• Stored rows
--------------------------------

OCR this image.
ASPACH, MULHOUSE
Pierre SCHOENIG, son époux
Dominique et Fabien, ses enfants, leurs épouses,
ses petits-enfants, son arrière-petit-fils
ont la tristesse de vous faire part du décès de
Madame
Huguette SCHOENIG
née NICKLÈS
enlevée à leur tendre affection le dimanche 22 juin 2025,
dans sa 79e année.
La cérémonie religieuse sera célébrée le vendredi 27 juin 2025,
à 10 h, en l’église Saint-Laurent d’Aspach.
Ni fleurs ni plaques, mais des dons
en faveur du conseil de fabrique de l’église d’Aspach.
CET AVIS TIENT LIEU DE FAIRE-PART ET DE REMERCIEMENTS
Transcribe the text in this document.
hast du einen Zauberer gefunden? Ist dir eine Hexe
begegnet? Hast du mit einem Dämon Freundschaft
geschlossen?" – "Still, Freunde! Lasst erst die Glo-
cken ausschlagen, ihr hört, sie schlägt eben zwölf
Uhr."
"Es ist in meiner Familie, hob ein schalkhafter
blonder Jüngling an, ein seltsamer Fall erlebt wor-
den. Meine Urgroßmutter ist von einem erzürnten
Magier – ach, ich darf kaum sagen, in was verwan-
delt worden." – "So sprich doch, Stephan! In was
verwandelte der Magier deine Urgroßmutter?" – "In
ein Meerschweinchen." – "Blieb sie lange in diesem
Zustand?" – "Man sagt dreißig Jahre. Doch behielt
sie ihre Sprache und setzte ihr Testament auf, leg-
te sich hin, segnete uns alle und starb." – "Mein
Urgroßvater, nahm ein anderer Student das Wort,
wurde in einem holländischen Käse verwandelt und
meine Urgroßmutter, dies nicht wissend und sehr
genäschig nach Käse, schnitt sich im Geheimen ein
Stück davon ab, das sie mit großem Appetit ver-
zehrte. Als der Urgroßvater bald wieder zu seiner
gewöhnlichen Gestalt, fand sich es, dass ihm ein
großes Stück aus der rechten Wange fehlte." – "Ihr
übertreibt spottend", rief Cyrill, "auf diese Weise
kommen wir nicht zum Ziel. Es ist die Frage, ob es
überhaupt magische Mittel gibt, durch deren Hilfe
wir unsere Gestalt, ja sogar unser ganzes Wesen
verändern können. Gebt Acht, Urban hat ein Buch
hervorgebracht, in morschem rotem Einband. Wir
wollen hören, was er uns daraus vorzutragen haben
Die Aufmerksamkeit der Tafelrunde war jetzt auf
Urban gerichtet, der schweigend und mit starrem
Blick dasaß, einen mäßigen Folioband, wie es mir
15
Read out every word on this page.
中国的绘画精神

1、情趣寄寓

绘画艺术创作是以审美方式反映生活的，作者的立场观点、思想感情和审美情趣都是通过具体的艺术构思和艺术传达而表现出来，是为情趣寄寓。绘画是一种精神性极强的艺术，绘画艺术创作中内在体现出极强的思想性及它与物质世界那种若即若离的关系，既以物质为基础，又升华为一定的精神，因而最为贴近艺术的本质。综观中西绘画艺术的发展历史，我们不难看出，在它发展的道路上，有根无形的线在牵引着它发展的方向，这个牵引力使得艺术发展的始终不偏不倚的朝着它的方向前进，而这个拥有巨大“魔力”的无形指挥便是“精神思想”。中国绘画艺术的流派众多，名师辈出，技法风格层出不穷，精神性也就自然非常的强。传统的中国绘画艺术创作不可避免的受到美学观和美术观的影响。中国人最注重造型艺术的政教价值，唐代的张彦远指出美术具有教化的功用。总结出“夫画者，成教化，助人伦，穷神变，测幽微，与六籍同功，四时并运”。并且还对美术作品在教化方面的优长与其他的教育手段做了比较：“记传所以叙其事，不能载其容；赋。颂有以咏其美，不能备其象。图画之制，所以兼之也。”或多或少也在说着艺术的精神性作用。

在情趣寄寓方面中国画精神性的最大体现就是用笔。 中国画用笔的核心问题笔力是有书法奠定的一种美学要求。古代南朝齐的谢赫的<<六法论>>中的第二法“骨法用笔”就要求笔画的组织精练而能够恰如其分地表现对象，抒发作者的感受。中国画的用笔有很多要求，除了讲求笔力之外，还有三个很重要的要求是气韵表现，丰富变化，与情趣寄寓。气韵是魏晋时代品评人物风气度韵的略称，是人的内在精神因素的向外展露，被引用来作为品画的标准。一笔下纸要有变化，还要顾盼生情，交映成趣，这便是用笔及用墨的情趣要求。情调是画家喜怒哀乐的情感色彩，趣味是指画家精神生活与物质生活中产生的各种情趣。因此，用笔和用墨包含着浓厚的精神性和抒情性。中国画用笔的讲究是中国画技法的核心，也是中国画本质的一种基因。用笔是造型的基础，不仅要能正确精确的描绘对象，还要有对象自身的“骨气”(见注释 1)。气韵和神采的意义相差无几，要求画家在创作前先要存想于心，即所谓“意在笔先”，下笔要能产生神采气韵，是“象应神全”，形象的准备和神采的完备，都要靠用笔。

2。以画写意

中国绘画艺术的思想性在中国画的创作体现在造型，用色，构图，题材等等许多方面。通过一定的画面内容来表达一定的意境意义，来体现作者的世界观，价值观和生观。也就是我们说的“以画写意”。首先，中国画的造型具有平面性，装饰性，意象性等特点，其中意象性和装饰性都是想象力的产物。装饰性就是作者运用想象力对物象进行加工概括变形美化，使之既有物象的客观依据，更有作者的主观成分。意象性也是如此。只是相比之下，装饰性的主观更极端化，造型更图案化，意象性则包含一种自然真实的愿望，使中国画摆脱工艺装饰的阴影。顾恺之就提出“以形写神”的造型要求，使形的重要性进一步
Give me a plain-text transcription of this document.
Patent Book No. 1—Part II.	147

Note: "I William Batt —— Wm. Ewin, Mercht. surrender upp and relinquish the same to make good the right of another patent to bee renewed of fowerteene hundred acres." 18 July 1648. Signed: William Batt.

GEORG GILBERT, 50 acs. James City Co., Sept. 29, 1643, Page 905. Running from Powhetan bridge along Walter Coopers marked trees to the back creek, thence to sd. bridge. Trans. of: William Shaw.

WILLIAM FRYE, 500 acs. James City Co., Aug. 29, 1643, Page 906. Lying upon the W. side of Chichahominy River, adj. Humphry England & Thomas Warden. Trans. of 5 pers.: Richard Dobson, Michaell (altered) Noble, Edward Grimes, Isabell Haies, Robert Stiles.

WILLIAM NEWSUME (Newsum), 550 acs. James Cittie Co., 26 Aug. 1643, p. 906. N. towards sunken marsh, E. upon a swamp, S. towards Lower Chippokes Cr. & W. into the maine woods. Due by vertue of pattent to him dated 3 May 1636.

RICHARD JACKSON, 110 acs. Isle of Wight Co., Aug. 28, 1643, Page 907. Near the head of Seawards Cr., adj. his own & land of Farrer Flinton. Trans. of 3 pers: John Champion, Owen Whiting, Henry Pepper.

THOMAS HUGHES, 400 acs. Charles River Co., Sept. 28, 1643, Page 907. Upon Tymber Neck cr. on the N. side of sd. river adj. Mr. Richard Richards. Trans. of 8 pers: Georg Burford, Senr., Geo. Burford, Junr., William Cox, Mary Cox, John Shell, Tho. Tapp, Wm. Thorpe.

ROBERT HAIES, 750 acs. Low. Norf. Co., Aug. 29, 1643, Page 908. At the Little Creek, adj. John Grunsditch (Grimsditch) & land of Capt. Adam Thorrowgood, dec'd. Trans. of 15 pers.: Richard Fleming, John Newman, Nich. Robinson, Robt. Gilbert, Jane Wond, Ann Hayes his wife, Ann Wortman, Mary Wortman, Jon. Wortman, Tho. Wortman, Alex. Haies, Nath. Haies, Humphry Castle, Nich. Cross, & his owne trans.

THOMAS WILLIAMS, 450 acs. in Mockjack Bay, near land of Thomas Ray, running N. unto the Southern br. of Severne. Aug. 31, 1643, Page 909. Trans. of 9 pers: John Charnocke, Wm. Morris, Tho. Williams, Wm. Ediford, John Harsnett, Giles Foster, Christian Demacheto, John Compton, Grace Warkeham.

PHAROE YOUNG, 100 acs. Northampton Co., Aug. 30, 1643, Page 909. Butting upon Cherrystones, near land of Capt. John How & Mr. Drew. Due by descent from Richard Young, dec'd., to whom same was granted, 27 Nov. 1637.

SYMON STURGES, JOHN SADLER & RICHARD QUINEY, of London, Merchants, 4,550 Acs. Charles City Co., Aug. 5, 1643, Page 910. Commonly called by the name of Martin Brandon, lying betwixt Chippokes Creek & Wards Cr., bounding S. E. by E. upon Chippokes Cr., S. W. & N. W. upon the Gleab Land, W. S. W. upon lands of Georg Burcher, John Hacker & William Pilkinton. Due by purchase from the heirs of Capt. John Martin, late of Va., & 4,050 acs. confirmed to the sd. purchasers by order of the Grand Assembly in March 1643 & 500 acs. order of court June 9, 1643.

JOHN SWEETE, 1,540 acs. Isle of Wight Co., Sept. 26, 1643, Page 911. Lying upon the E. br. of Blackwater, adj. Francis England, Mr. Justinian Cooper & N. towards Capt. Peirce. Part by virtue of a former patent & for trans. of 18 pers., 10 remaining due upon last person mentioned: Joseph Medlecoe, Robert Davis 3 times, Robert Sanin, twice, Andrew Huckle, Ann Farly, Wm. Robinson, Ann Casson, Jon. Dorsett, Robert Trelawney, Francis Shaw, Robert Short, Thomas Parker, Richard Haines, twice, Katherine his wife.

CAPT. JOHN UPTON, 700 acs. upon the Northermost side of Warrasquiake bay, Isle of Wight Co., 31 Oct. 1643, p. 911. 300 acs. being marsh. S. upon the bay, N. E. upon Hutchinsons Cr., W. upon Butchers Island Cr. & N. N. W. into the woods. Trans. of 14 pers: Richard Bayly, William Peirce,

--------------------------------

• Aim
Locate the word "Haies" in the records and collect each line it appears in.

• Written solution
WILLIAM FRYE, 500 acs. James City Co., Aug. 29, 1643, Page 906. Lying upon the W. side of Chichahominy River, adj. Humphry England & Thomas Warden. Trans. of 5 pers.: Richard Dobson, Michaell (altered) Noble, Edward Grimes, Isabell Haies, Robert Stiles.
ROBERT HAIES, 750 acs. Low. Norf. Co., Aug. 29, 1643, Page 908. At the Little Creek, adj. John Grunsditch (Grimsditch) & land of Capt. Adam Thorrowgood, dec'd. Trans. of 15 pers.: Richard Fleming, John Newman, Nich. Robinson, Robt. Gilbert, Jane Wond, Ann Hayes his wife, Ann Wortman, Mary Wortman, Jon. Wortman, Tho. Wortman, Alex. Haies, Nath. Haies, Humphry Castle, Nich. Cross, & his owne trans.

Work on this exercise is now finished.